▸ **What you need to do**
Copy every line of the listing that holds the string "NavigationControllerTutorial".

(Extracted data entries)

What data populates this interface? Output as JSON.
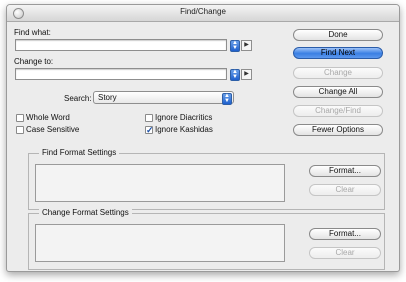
{
  "window": {
    "title": "Find/Change"
  },
  "find": {
    "label": "Find what:",
    "value": ""
  },
  "change": {
    "label": "Change to:",
    "value": ""
  },
  "search": {
    "label": "Search:",
    "value": "Story"
  },
  "options": {
    "whole_word": {
      "label": "Whole Word",
      "checked": false
    },
    "case_sensitive": {
      "label": "Case Sensitive",
      "checked": false
    },
    "ignore_diacritics": {
      "label": "Ignore Diacritics",
      "checked": false
    },
    "ignore_kashidas": {
      "label": "Ignore Kashidas",
      "checked": true
    }
  },
  "buttons": {
    "done": "Done",
    "find_next": "Find Next",
    "change": "Change",
    "change_all": "Change All",
    "change_find": "Change/Find",
    "fewer_options": "Fewer Options"
  },
  "find_format": {
    "title": "Find Format Settings",
    "format": "Format...",
    "clear": "Clear"
  },
  "change_format": {
    "title": "Change Format Settings",
    "format": "Format...",
    "clear": "Clear"
  },
  "colors": {
    "accent": "#3a7fe3",
    "window_bg": "#ececec"
  }
}
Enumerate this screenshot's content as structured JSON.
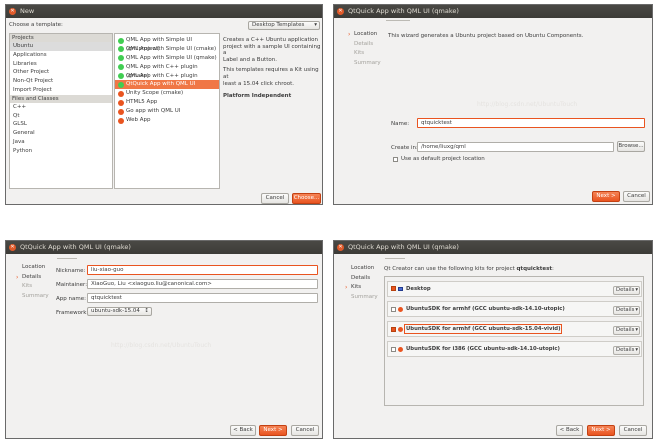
{
  "win1": {
    "title": "New",
    "choose_label": "Choose a template:",
    "template_filter": "Desktop Templates",
    "projects_header": "Projects",
    "projects": [
      "Ubuntu",
      "Applications",
      "Libraries",
      "Other Project",
      "Non-Qt Project",
      "Import Project"
    ],
    "files_header": "Files and Classes",
    "files": [
      "C++",
      "Qt",
      "GLSL",
      "General",
      "Java",
      "Python"
    ],
    "templates": [
      "QML App with Simple UI (qmlproject)",
      "QML App with Simple UI (cmake)",
      "QML App with Simple UI (qmake)",
      "QML App with C++ plugin (qmake)",
      "QML App with C++ plugin (cmake)",
      "QtQuick App with QML UI (qmake)",
      "Unity Scope (cmake)",
      "HTML5 App",
      "Go app with QML UI",
      "Web App"
    ],
    "description": [
      "Creates a C++ Ubuntu application",
      "project with a sample UI containing a",
      "Label and a Button.",
      "",
      "This templates requires a Kit using at",
      "least a 15.04 click chroot."
    ],
    "platform": "Platform Independent",
    "cancel": "Cancel",
    "choose": "Choose..."
  },
  "win2": {
    "title": "QtQuick App with QML UI (qmake)",
    "steps": [
      "Location",
      "Details",
      "Kits",
      "Summary"
    ],
    "intro": "This wizard generates a Ubuntu project based on Ubuntu Components.",
    "name_label": "Name:",
    "name_value": "qtquicktest",
    "create_label": "Create in:",
    "create_value": "/home/liuxg/qml",
    "browse": "Browse...",
    "default_loc": "Use as default project location",
    "next": "Next >",
    "cancel": "Cancel"
  },
  "win3": {
    "title": "QtQuick App with QML UI (qmake)",
    "steps": [
      "Location",
      "Details",
      "Kits",
      "Summary"
    ],
    "nickname_label": "Nickname:",
    "nickname_value": "liu-xiao-guo",
    "maintainer_label": "Maintainer:",
    "maintainer_value": "XiaoGuo, Liu <xiaoguo.liu@canonical.com>",
    "appname_label": "App name:",
    "appname_value": "qtquicktest",
    "framework_label": "Framework:",
    "framework_value": "ubuntu-sdk-15.04",
    "back": "< Back",
    "next": "Next >",
    "cancel": "Cancel"
  },
  "win4": {
    "title": "QtQuick App with QML UI (qmake)",
    "steps": [
      "Location",
      "Details",
      "Kits",
      "Summary"
    ],
    "intro": "Qt Creator can use the following kits for project",
    "project": "qtquicktest",
    "kits": [
      "Desktop",
      "UbuntuSDK for armhf (GCC ubuntu-sdk-14.10-utopic)",
      "UbuntuSDK for armhf (GCC ubuntu-sdk-15.04-vivid)",
      "UbuntuSDK for i386 (GCC ubuntu-sdk-14.10-utopic)"
    ],
    "details": "Details",
    "back": "< Back",
    "next": "Next >",
    "cancel": "Cancel"
  },
  "watermark": "http://blog.csdn.net/UbuntuTouch",
  "colors": {
    "accent": "#e95420",
    "titlebar": "#3c3b37",
    "window": "#f2f1f0"
  }
}
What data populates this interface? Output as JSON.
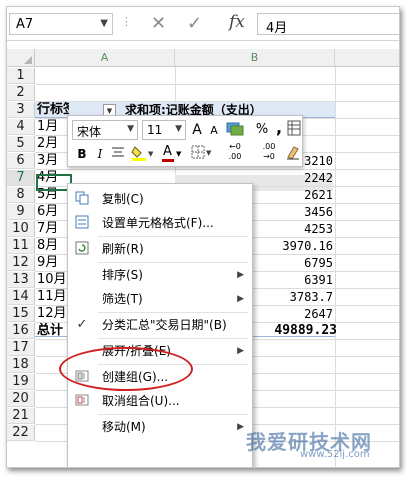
{
  "formula_bar": {
    "name_box": "A7",
    "cancel_glyph": "✕",
    "enter_glyph": "✓",
    "fx_label": "fx",
    "formula_value": "4月"
  },
  "columns": [
    {
      "label": "A"
    },
    {
      "label": "B"
    }
  ],
  "rows": [
    {
      "num": "1",
      "a": "",
      "b": ""
    },
    {
      "num": "2",
      "a": "",
      "b": ""
    },
    {
      "num": "3",
      "a": "行标签",
      "b": "求和项:记账金额（支出）"
    },
    {
      "num": "4",
      "a": "1月",
      "b": ""
    },
    {
      "num": "5",
      "a": "2月",
      "b": ""
    },
    {
      "num": "6",
      "a": "3月",
      "b": "3210"
    },
    {
      "num": "7",
      "a": "4月",
      "b": "2242"
    },
    {
      "num": "8",
      "a": "5月",
      "b": "2621"
    },
    {
      "num": "9",
      "a": "6月",
      "b": "3456"
    },
    {
      "num": "10",
      "a": "7月",
      "b": "4253"
    },
    {
      "num": "11",
      "a": "8月",
      "b": "3970.16"
    },
    {
      "num": "12",
      "a": "9月",
      "b": "6795"
    },
    {
      "num": "13",
      "a": "10月",
      "b": "6391"
    },
    {
      "num": "14",
      "a": "11月",
      "b": "3783.7"
    },
    {
      "num": "15",
      "a": "12月",
      "b": "2647"
    },
    {
      "num": "16",
      "a": "总计",
      "b": "49889.23"
    },
    {
      "num": "17",
      "a": "",
      "b": ""
    },
    {
      "num": "18",
      "a": "",
      "b": ""
    },
    {
      "num": "19",
      "a": "",
      "b": ""
    },
    {
      "num": "20",
      "a": "",
      "b": ""
    },
    {
      "num": "21",
      "a": "",
      "b": ""
    },
    {
      "num": "22",
      "a": "",
      "b": ""
    }
  ],
  "mini_toolbar": {
    "font_name": "宋体",
    "font_size": "11",
    "grow_font": "A",
    "shrink_font": "A",
    "percent": "%",
    "comma": ",",
    "bold": "B",
    "italic": "I",
    "font_color_letter": "A",
    "increase_decimal": ".00",
    "decrease_decimal": ".00",
    "accent_color": "#c00000"
  },
  "context_menu": {
    "items": [
      {
        "label": "复制(C)",
        "icon": "copy-icon",
        "has_submenu": false
      },
      {
        "label": "设置单元格格式(F)...",
        "icon": "format-cells-icon",
        "has_submenu": false
      },
      {
        "label": "刷新(R)",
        "icon": "refresh-icon",
        "has_submenu": false
      },
      {
        "label": "排序(S)",
        "icon": "",
        "has_submenu": true
      },
      {
        "label": "筛选(T)",
        "icon": "",
        "has_submenu": true
      },
      {
        "label": "分类汇总\"交易日期\"(B)",
        "icon": "check-icon",
        "has_submenu": false
      },
      {
        "label": "展开/折叠(E)",
        "icon": "",
        "has_submenu": true
      },
      {
        "label": "创建组(G)...",
        "icon": "group-icon",
        "has_submenu": false
      },
      {
        "label": "取消组合(U)...",
        "icon": "ungroup-icon",
        "has_submenu": false
      },
      {
        "label": "移动(M)",
        "icon": "",
        "has_submenu": true
      }
    ],
    "highlight_color": "#d21f1f"
  },
  "watermark": {
    "text": "我爱研技术网",
    "url": "www.52ij.com"
  }
}
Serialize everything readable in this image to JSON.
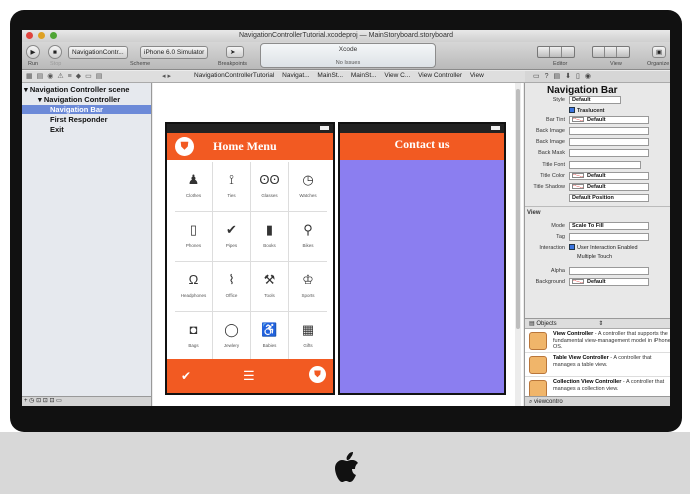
{
  "window": {
    "title": "NavigationControllerTutorial.xcodeproj — MainStoryboard.storyboard",
    "lcd_app": "Xcode",
    "lcd_status": "No Issues"
  },
  "toolbar": {
    "run_label": "Run",
    "stop_label": "Stop",
    "scheme_target": "NavigationContr...",
    "scheme_device": "iPhone 6.0 Simulator",
    "scheme_label": "Scheme",
    "breakpoints_label": "Breakpoints",
    "editor_label": "Editor",
    "view_label": "View",
    "organizer_label": "Organize"
  },
  "jumpbar": {
    "items": [
      "NavigationControllerTutorial",
      "Navigat...",
      "MainSt...",
      "MainSt...",
      "View C...",
      "View Controller",
      "View"
    ]
  },
  "outline": {
    "scene": "Navigation Controller scene",
    "controller": "Navigation Controller",
    "selected": "Navigation Bar",
    "first_responder": "First Responder",
    "exit": "Exit"
  },
  "canvas": {
    "home_title": "Home Menu",
    "contact_title": "Contact us",
    "grid": [
      {
        "icon": "person-icon",
        "glyph": "♟",
        "label": "Clothes"
      },
      {
        "icon": "tie-icon",
        "glyph": "⟟",
        "label": "Ties"
      },
      {
        "icon": "glasses-icon",
        "glyph": "ʘʘ",
        "label": "Glasses"
      },
      {
        "icon": "watch-icon",
        "glyph": "◷",
        "label": "Watches"
      },
      {
        "icon": "phone-icon",
        "glyph": "▯",
        "label": "Phones"
      },
      {
        "icon": "check-icon",
        "glyph": "✔",
        "label": "Pipes"
      },
      {
        "icon": "book-icon",
        "glyph": "▮",
        "label": "Books"
      },
      {
        "icon": "bike-icon",
        "glyph": "⚲",
        "label": "Bikes"
      },
      {
        "icon": "headphones-icon",
        "glyph": "Ω",
        "label": "Headphones"
      },
      {
        "icon": "paperclip-icon",
        "glyph": "⌇",
        "label": "Office"
      },
      {
        "icon": "hammer-icon",
        "glyph": "⚒",
        "label": "Tools"
      },
      {
        "icon": "trophy-icon",
        "glyph": "♔",
        "label": "Sports"
      },
      {
        "icon": "bag-icon",
        "glyph": "◘",
        "label": "Bags"
      },
      {
        "icon": "ring-icon",
        "glyph": "◯",
        "label": "Jewlery"
      },
      {
        "icon": "stroller-icon",
        "glyph": "♿",
        "label": "Babies"
      },
      {
        "icon": "gift-icon",
        "glyph": "▦",
        "label": "Gifts"
      }
    ],
    "tab_icons": [
      "check-icon",
      "menu-icon",
      "bag-icon"
    ],
    "orange": "#f25a22",
    "contact_bg": "#8b7ef0"
  },
  "inspector": {
    "title": "Navigation Bar",
    "style_label": "Style",
    "style_value": "Default",
    "translucent_label": "Traslucent",
    "bar_tint_label": "Bar Tint",
    "bar_tint_value": "Default",
    "back_image_label": "Back Image",
    "back_image2_label": "Back Image",
    "back_mask_label": "Back Mask",
    "title_font_label": "Title Font",
    "title_color_label": "Title Color",
    "title_color_value": "Default",
    "title_shadow_label": "Title Shadow",
    "title_shadow_value": "Default",
    "default_position": "Default Position",
    "view_section": "View",
    "mode_label": "Mode",
    "mode_value": "Scale To Fill",
    "tag_label": "Tag",
    "interaction_label": "Interaction",
    "interaction_enabled": "User Interaction Enabled",
    "multiple_touch": "Multiple Touch",
    "alpha_label": "Alpha",
    "background_label": "Background",
    "background_value": "Default"
  },
  "library": {
    "selector": "Objects",
    "items": [
      {
        "name": "View Controller",
        "desc": " - A controller that supports the fundamental view-management model in iPhone OS."
      },
      {
        "name": "Table View Controller",
        "desc": " - A controller that manages a table view."
      },
      {
        "name": "Collection View Controller",
        "desc": " - A controller that manages a collection view."
      }
    ],
    "filter": "viewcontro"
  }
}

▸ **Answer to this problem**
    "title": "NavigationControllerTutorial.xcodeproj — MainStoryboard.storyboard",
      "NavigationControllerTutorial",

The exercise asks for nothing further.